_Goal of the exercise_: Every line with the string "this" in it belongs in your answer, so copy them all from the data.

Excerpts from a figure dataset:
------

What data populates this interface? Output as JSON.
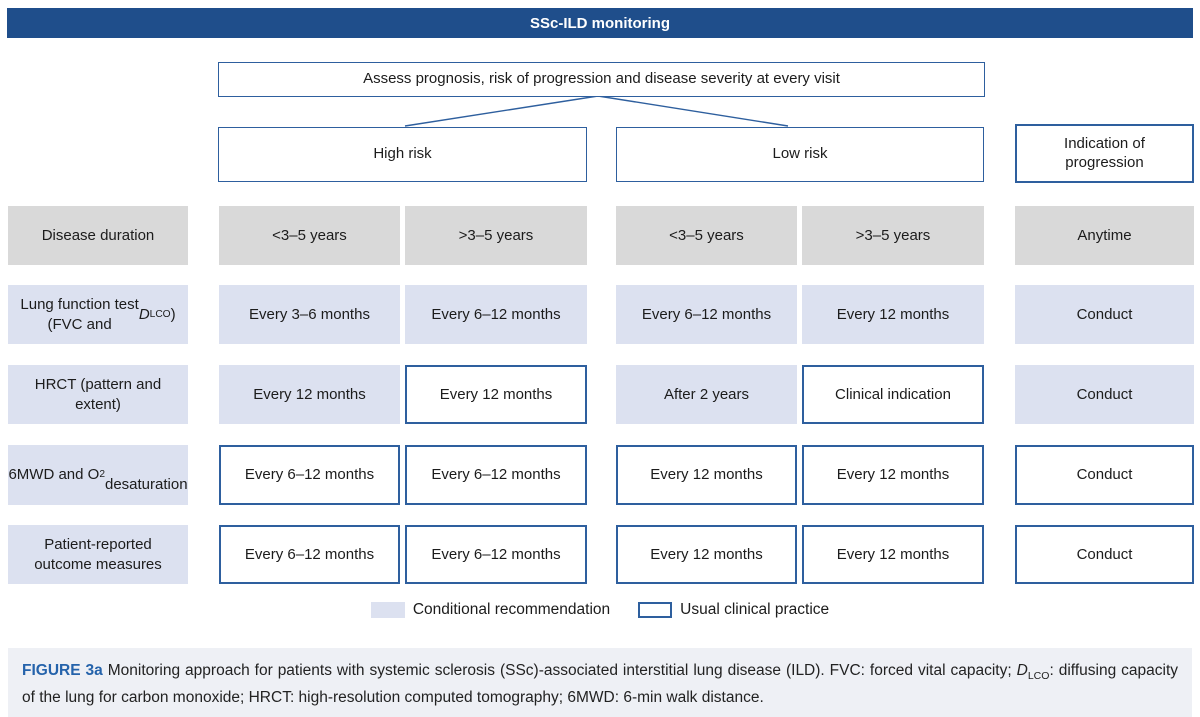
{
  "banner": {
    "title": "SSc-ILD monitoring"
  },
  "flow": {
    "assess": "Assess prognosis, risk of progression and disease severity at every visit",
    "high_risk": "High risk",
    "low_risk": "Low risk",
    "indication": "Indication of progression"
  },
  "table": {
    "rows": [
      {
        "label_html": "Disease duration",
        "label_style": "gray",
        "cells": [
          {
            "text": "<3–5 years",
            "style": "gray"
          },
          {
            "text": ">3–5 years",
            "style": "gray"
          },
          {
            "text": "<3–5 years",
            "style": "gray"
          },
          {
            "text": ">3–5 years",
            "style": "gray"
          },
          {
            "text": "Anytime",
            "style": "gray"
          }
        ]
      },
      {
        "label_html": "Lung function test<br>(FVC and <i>D</i><sub>LCO</sub>)",
        "label_style": "conditional",
        "cells": [
          {
            "text": "Every 3–6 months",
            "style": "conditional"
          },
          {
            "text": "Every 6–12 months",
            "style": "conditional"
          },
          {
            "text": "Every 6–12 months",
            "style": "conditional"
          },
          {
            "text": "Every 12 months",
            "style": "conditional"
          },
          {
            "text": "Conduct",
            "style": "conditional"
          }
        ]
      },
      {
        "label_html": "HRCT (pattern and<br>extent)",
        "label_style": "conditional",
        "cells": [
          {
            "text": "Every 12 months",
            "style": "conditional"
          },
          {
            "text": "Every 12 months",
            "style": "usual"
          },
          {
            "text": "After 2 years",
            "style": "conditional"
          },
          {
            "text": "Clinical indication",
            "style": "usual"
          },
          {
            "text": "Conduct",
            "style": "conditional"
          }
        ]
      },
      {
        "label_html": "6MWD and O<sub>2</sub><br>desaturation",
        "label_style": "conditional",
        "cells": [
          {
            "text": "Every 6–12 months",
            "style": "usual"
          },
          {
            "text": "Every 6–12 months",
            "style": "usual"
          },
          {
            "text": "Every 12 months",
            "style": "usual"
          },
          {
            "text": "Every 12 months",
            "style": "usual"
          },
          {
            "text": "Conduct",
            "style": "usual"
          }
        ]
      },
      {
        "label_html": "Patient-reported<br>outcome measures",
        "label_style": "conditional",
        "cells": [
          {
            "text": "Every 6–12 months",
            "style": "usual"
          },
          {
            "text": "Every 6–12 months",
            "style": "usual"
          },
          {
            "text": "Every 12 months",
            "style": "usual"
          },
          {
            "text": "Every 12 months",
            "style": "usual"
          },
          {
            "text": "Conduct",
            "style": "usual"
          }
        ]
      }
    ]
  },
  "legend": {
    "conditional_label": "Conditional recommendation",
    "usual_label": "Usual clinical practice"
  },
  "caption": {
    "label": "FIGURE 3a",
    "text_html": "Monitoring approach for patients with systemic sclerosis (SSc)-associated interstitial lung disease (ILD). FVC: forced vital capacity; <i>D</i><sub>LCO</sub>: diffusing capacity of the lung for carbon monoxide; HRCT: high-resolution computed tomography; 6MWD: 6-min walk distance."
  },
  "colors": {
    "banner_blue": "#1f4e8b",
    "border_blue": "#2e5f9e",
    "conditional_fill": "#dce1f0",
    "gray_fill": "#d9d9d9",
    "caption_bg": "#eef0f5",
    "figure_label_blue": "#2563ab"
  }
}
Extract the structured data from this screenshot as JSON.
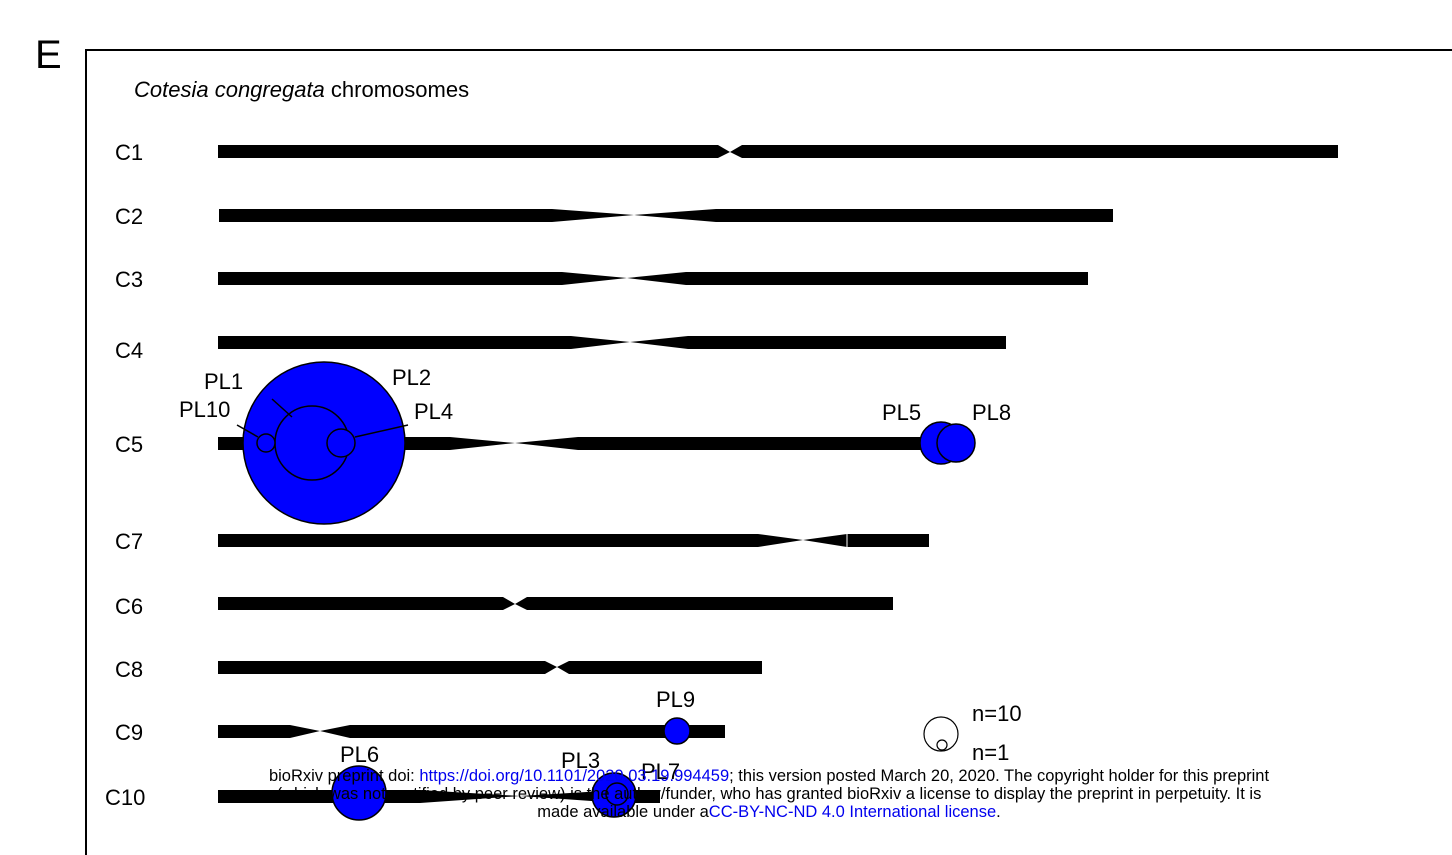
{
  "panel_letter": "E",
  "title": {
    "species": "Cotesia congregata",
    "rest": " chromosomes"
  },
  "colors": {
    "chromosome": "#000000",
    "locus_fill": "#0000ff",
    "locus_stroke": "#000000",
    "link": "#0000ee"
  },
  "chromosomes": [
    {
      "label": "C1"
    },
    {
      "label": "C2"
    },
    {
      "label": "C3"
    },
    {
      "label": "C4"
    },
    {
      "label": "C5"
    },
    {
      "label": "C7"
    },
    {
      "label": "C6"
    },
    {
      "label": "C8"
    },
    {
      "label": "C9"
    },
    {
      "label": "C10"
    }
  ],
  "loci": [
    {
      "label": "PL1",
      "chromosome": "C5",
      "genes": 10
    },
    {
      "label": "PL2",
      "chromosome": "C5",
      "genes": 98
    },
    {
      "label": "PL10",
      "chromosome": "C5",
      "genes": 1
    },
    {
      "label": "PL4",
      "chromosome": "C5",
      "genes": 3
    },
    {
      "label": "PL5",
      "chromosome": "C5",
      "genes": 3
    },
    {
      "label": "PL8",
      "chromosome": "C5",
      "genes": 3
    },
    {
      "label": "PL9",
      "chromosome": "C9",
      "genes": 2
    },
    {
      "label": "PL6",
      "chromosome": "C10",
      "genes": 6
    },
    {
      "label": "PL3",
      "chromosome": "C10",
      "genes": 4
    },
    {
      "label": "PL7",
      "chromosome": "C10",
      "genes": 1
    }
  ],
  "legend": {
    "large_label": "n=10",
    "small_label": "n=1"
  },
  "footer": {
    "line1_prefix": "bioRxiv preprint doi: ",
    "doi_link": "https://doi.org/10.1101/2020.03.19.994459",
    "line1_suffix": "; this version posted March 20, 2020. The copyright holder for this preprint",
    "line2": "(which was not certified by peer review) is the author/funder, who has granted bioRxiv a license to display the preprint in perpetuity. It is",
    "line3_prefix": "made available under a",
    "license_link": "CC-BY-NC-ND 4.0 International license",
    "line3_suffix": "."
  }
}
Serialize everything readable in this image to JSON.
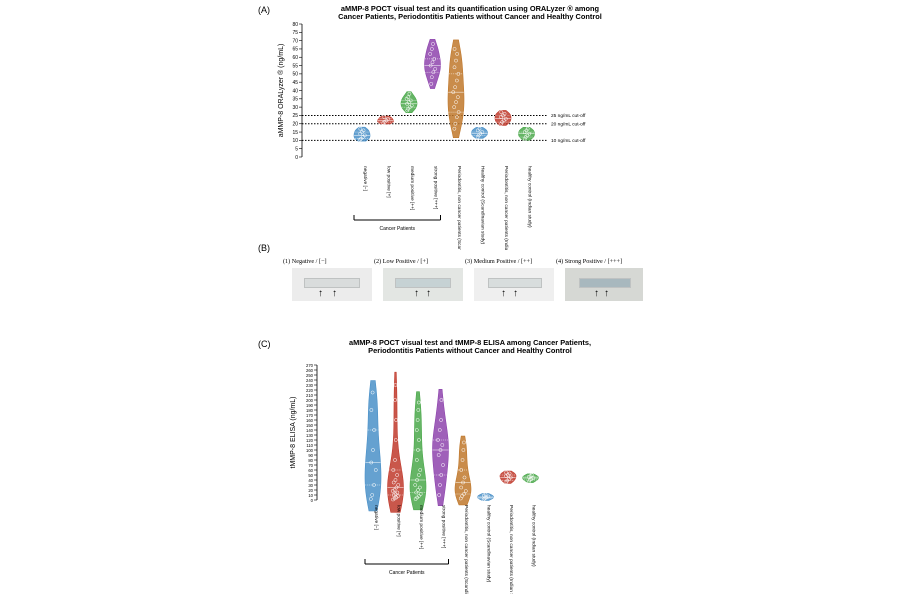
{
  "panelA": {
    "letter": "(A)",
    "title_line1": "aMMP-8 POCT visual test and its quantification using ORALyzer ® among",
    "title_line2": "Cancer Patients, Periodontitis Patients without Cancer and Healthy Control",
    "group_label": "Cancer Patients"
  },
  "panelB": {
    "letter": "(B)",
    "captions": [
      "(1)   Negative / [−]",
      "(2)  Low Positive / [+]",
      "(3)  Medium Positive / [++]",
      "(4)  Strong Positive / [+++]"
    ]
  },
  "panelC": {
    "letter": "(C)",
    "title_line1": "aMMP-8 POCT visual test and tMMP-8 ELISA among Cancer Patients,",
    "title_line2": "Periodontitis Patients without Cancer and Healthy Control",
    "group_label": "Cancer Patients"
  },
  "chart_data": [
    {
      "type": "violin",
      "title": "aMMP-8 POCT visual test and its quantification using ORALyzer ® among Cancer Patients, Periodontitis Patients without Cancer and Healthy Control",
      "ylabel": "aMMP-8 ORALyzer ® (ng/mL)",
      "ylim": [
        0,
        80
      ],
      "yticks": [
        0,
        5,
        10,
        15,
        20,
        25,
        30,
        35,
        40,
        45,
        50,
        55,
        60,
        65,
        70,
        75,
        80
      ],
      "categories": [
        "negative [−]",
        "low positive [+]",
        "medium positive [++]",
        "strong positive [+++]",
        "Periodontitis, non cancer patients (Scandinavian study)",
        "Healthy control (Scandinavian study)",
        "Periodontitis, non cancer patients (Indian Study)",
        "healthy control (Indian study)"
      ],
      "colors": [
        "#4a90c8",
        "#c0392b",
        "#4aa84a",
        "#8e44ad",
        "#c0782c",
        "#4a90c8",
        "#c0392b",
        "#4aa84a"
      ],
      "series": [
        {
          "values": [
            10.5,
            11,
            12,
            13,
            14,
            15,
            16,
            17
          ]
        },
        {
          "values": [
            20.5,
            21,
            22,
            23,
            24
          ]
        },
        {
          "values": [
            28,
            29,
            30,
            31,
            32,
            33,
            34,
            35,
            36,
            38
          ]
        },
        {
          "values": [
            44,
            48,
            51,
            53,
            55,
            57,
            59,
            62,
            65,
            68
          ]
        },
        {
          "values": [
            17,
            20,
            24,
            27,
            30,
            33,
            36,
            39,
            42,
            46,
            50,
            54,
            58,
            62,
            65
          ]
        },
        {
          "values": [
            12,
            13,
            14,
            15,
            16,
            17
          ]
        },
        {
          "values": [
            20,
            21,
            22,
            23,
            24,
            25,
            26,
            27
          ]
        },
        {
          "values": [
            11,
            12,
            13,
            14,
            15,
            16,
            17
          ]
        }
      ],
      "cutoffs": [
        {
          "value": 25,
          "label": "25 ng/mL cut-off"
        },
        {
          "value": 20,
          "label": "20 ng/mL cut-off"
        },
        {
          "value": 10,
          "label": "10 ng/mL cut-off"
        }
      ],
      "group_bracket": {
        "label": "Cancer Patients",
        "from": 0,
        "to": 3
      }
    },
    {
      "type": "violin",
      "title": "aMMP-8 POCT visual test and tMMP-8 ELISA among Cancer Patients, Periodontitis Patients without Cancer and Healthy Control",
      "ylabel": "tMMP-8 ELISA (ng/mL)",
      "ylim": [
        0,
        270
      ],
      "yticks": [
        0,
        10,
        20,
        30,
        40,
        50,
        60,
        70,
        80,
        90,
        100,
        110,
        120,
        130,
        140,
        150,
        160,
        170,
        180,
        190,
        200,
        210,
        220,
        230,
        240,
        250,
        260,
        270
      ],
      "categories": [
        "negative [−]",
        "low positive [+]",
        "medium positive [++]",
        "strong positive [+++]",
        "Periodontitis, non cancer patients (Scandinavian study)",
        "healthy control (Scandinavian study)",
        "Periodontitis, non cancer patients (Indian Study)",
        "healthy control (Indian study)"
      ],
      "colors": [
        "#4a90c8",
        "#c0392b",
        "#4aa84a",
        "#8e44ad",
        "#c0782c",
        "#4a90c8",
        "#c0392b",
        "#4aa84a"
      ],
      "series": [
        {
          "values": [
            2,
            10,
            30,
            60,
            75,
            100,
            140,
            180,
            215
          ]
        },
        {
          "values": [
            1,
            3,
            5,
            8,
            10,
            12,
            15,
            18,
            20,
            25,
            30,
            35,
            40,
            50,
            60,
            80,
            120,
            160,
            200,
            230
          ]
        },
        {
          "values": [
            2,
            5,
            8,
            12,
            15,
            20,
            25,
            30,
            40,
            50,
            60,
            80,
            100,
            120,
            140,
            160,
            180,
            195
          ]
        },
        {
          "values": [
            10,
            30,
            50,
            70,
            90,
            100,
            110,
            120,
            140,
            160,
            200
          ]
        },
        {
          "values": [
            3,
            8,
            12,
            18,
            25,
            35,
            45,
            60,
            80,
            100,
            115
          ]
        },
        {
          "values": [
            1,
            3,
            5,
            7,
            9,
            11
          ]
        },
        {
          "values": [
            36,
            39,
            42,
            45,
            48,
            50,
            53,
            55
          ]
        },
        {
          "values": [
            37,
            40,
            42,
            44,
            46,
            48,
            50
          ]
        }
      ],
      "group_bracket": {
        "label": "Cancer Patients",
        "from": 0,
        "to": 3
      }
    }
  ],
  "icons": {
    "arrow": "up-arrow-icon"
  }
}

------

_Written response_:
What data populates this interface? Output as JSON.
Extract the structured data from this screenshot as JSON.
    "line1_suffix": "; this version posted March 20, 2020. The copyright holder for this preprint",
Serialize everything readable in this image to JSON.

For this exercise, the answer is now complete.